**What you should do**
Search the records below for the word "image" and show every line where it occurs.

========================

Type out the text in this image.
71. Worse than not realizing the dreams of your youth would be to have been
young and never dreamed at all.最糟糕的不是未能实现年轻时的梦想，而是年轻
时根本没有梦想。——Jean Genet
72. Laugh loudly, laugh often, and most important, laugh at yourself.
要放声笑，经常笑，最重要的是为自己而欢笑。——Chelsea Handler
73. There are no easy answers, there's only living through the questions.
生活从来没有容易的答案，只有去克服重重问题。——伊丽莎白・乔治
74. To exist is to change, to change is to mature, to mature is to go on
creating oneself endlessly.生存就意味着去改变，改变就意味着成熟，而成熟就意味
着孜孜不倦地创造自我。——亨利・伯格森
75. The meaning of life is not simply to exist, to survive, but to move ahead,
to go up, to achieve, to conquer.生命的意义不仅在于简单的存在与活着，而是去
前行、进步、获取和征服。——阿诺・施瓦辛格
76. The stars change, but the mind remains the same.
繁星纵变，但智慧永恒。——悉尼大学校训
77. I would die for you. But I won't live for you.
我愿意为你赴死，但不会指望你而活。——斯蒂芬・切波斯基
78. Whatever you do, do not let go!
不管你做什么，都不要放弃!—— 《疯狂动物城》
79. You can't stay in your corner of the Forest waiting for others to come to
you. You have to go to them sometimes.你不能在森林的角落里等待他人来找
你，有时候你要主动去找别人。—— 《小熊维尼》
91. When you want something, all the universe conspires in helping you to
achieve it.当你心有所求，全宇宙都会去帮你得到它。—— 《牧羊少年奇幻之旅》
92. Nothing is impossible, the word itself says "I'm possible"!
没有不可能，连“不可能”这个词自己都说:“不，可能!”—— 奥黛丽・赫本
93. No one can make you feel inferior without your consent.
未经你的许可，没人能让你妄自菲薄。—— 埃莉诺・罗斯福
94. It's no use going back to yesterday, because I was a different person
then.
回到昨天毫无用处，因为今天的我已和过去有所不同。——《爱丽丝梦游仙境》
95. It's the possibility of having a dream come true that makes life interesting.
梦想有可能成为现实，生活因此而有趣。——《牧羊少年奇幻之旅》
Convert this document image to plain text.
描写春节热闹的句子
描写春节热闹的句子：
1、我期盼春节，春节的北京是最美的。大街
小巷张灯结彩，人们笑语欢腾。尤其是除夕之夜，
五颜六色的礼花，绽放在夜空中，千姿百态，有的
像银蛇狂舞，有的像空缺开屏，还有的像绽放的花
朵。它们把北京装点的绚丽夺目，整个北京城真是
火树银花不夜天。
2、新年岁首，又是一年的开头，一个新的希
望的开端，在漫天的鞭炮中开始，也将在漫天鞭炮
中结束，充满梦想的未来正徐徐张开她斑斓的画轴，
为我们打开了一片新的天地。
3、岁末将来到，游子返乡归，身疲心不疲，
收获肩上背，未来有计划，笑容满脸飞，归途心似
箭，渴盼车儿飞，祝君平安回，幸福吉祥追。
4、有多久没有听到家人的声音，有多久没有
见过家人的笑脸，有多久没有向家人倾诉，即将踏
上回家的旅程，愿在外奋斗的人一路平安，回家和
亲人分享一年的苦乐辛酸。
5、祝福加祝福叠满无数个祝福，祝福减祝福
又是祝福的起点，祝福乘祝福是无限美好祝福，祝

========================

**Task result**
Type out the text in this image.
Convert this document image to plain text.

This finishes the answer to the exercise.